[Begin]

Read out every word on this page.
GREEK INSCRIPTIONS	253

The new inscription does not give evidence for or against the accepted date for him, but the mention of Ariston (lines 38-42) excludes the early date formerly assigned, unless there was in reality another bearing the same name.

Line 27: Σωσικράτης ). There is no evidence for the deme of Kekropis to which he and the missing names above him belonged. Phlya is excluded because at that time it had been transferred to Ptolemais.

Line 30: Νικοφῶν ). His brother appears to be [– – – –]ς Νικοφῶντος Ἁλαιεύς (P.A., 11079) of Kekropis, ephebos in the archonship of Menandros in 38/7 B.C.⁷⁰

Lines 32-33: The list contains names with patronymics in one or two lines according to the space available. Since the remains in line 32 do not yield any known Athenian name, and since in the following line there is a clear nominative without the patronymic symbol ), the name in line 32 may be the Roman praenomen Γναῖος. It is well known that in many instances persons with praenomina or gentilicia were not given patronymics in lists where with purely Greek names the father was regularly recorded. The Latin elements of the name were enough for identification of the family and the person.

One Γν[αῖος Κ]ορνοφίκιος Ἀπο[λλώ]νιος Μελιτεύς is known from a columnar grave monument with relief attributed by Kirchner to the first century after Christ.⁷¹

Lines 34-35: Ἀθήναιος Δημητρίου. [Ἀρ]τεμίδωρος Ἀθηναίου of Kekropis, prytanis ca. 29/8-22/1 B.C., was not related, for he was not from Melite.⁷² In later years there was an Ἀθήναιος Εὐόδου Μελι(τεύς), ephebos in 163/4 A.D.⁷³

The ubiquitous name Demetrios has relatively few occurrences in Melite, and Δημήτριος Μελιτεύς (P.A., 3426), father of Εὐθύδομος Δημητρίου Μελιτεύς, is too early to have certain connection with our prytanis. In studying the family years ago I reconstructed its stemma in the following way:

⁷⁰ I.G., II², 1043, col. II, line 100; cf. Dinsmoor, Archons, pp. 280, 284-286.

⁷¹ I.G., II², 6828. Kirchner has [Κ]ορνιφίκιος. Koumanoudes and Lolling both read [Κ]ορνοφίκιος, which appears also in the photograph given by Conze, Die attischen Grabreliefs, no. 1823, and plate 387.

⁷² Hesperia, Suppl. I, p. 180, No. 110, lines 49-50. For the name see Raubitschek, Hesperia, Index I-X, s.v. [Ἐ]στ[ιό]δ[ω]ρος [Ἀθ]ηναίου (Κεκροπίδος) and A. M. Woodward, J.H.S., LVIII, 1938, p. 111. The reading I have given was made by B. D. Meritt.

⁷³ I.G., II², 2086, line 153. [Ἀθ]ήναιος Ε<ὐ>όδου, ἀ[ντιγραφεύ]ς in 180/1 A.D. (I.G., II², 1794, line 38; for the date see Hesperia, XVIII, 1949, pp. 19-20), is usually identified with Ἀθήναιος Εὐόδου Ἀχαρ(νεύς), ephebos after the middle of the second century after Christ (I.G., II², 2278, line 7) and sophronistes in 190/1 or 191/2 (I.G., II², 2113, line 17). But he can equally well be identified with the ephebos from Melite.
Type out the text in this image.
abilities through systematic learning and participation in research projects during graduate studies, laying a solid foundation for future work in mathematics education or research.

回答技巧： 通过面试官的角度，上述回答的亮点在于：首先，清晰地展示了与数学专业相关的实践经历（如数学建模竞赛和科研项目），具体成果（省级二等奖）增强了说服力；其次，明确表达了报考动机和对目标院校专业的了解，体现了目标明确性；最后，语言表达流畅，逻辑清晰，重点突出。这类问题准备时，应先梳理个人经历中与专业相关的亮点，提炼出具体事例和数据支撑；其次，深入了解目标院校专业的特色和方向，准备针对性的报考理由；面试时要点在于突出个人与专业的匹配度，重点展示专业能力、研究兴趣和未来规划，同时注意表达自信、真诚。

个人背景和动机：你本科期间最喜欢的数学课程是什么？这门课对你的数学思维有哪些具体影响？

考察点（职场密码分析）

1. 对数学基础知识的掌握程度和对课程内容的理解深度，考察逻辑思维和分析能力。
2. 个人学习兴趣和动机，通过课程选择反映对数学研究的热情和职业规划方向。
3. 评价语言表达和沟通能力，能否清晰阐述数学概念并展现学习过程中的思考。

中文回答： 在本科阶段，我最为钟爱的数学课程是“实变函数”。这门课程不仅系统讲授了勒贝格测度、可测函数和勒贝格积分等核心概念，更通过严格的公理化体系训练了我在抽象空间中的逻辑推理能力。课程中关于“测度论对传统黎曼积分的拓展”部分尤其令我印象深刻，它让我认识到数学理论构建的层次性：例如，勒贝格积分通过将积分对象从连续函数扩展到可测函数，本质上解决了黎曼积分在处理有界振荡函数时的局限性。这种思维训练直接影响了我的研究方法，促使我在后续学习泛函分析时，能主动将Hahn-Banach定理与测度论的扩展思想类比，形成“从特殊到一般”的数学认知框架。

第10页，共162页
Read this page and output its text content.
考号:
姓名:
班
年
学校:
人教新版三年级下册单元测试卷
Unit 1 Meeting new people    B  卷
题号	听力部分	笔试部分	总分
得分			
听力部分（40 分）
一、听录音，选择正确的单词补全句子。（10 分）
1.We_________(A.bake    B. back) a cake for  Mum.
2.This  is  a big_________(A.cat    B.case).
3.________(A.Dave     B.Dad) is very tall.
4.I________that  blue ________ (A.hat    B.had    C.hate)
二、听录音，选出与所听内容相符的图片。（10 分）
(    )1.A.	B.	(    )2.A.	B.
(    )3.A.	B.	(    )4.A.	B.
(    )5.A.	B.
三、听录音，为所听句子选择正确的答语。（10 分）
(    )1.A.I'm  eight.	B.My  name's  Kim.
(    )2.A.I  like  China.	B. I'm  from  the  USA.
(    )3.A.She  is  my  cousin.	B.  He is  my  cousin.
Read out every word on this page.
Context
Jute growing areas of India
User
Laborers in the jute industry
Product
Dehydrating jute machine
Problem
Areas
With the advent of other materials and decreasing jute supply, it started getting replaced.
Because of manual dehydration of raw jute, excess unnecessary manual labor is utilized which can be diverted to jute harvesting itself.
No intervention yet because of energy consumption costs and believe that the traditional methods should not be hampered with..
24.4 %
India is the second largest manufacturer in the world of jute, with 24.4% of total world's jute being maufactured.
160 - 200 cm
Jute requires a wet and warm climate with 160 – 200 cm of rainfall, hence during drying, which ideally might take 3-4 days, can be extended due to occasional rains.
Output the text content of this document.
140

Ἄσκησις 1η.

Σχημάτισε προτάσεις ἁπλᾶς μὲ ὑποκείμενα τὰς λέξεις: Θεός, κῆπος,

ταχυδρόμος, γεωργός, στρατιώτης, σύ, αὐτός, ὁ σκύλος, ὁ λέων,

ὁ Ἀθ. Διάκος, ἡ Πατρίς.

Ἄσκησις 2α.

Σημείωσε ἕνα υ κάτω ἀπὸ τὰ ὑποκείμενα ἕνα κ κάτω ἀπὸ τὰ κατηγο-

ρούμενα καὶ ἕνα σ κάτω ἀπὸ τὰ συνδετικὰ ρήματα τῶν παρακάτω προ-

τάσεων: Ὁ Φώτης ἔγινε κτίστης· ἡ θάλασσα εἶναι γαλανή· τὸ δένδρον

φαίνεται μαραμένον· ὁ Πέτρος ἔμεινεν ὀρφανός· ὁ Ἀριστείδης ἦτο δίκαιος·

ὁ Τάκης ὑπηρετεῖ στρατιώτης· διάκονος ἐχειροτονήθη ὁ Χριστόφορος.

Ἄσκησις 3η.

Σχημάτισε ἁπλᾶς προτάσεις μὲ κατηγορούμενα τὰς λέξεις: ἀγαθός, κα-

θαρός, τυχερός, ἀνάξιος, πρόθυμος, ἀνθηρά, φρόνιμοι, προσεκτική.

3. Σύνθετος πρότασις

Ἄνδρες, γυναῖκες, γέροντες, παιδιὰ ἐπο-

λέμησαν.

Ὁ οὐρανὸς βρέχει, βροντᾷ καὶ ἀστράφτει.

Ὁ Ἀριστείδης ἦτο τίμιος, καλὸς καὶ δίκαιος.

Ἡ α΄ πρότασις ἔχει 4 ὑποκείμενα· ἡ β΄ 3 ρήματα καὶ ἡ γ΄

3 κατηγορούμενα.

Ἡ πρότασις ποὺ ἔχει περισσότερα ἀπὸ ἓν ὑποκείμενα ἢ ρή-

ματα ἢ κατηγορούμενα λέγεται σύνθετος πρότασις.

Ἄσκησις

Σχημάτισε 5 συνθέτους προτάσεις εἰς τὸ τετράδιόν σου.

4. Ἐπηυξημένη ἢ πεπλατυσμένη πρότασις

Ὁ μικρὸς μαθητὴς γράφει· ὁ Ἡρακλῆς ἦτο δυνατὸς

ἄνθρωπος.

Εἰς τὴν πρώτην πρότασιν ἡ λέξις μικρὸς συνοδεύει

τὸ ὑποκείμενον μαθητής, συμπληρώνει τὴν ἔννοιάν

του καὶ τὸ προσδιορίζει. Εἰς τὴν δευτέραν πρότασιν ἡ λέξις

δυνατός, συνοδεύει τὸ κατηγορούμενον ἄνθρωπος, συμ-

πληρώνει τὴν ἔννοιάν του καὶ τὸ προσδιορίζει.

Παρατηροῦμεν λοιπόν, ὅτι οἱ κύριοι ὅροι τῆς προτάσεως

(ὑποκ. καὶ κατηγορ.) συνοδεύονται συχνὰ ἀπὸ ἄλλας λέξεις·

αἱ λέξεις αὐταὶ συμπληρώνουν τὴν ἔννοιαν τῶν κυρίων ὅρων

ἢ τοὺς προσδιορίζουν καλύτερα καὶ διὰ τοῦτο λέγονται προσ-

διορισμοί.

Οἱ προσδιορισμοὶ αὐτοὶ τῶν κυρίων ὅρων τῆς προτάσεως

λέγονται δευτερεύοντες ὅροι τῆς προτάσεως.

[End]

Copy every line in the records above that contains the word "early".

The new inscription does not give evidence for or against the accepted date for him, but the mention of Ariston (lines 38-42) excludes the early date formerly assigned, unless there was in reality another bearing the same name.
The ubiquitous name Demetrios has relatively few occurrences in Melite, and Δημήτριος Μελιτεύς (P.A., 3426), father of Εὐθύδομος Δημητρίου Μελιτεύς, is too early to have certain connection with our prytanis. In studying the family years ago I reconstructed its stemma in the following way:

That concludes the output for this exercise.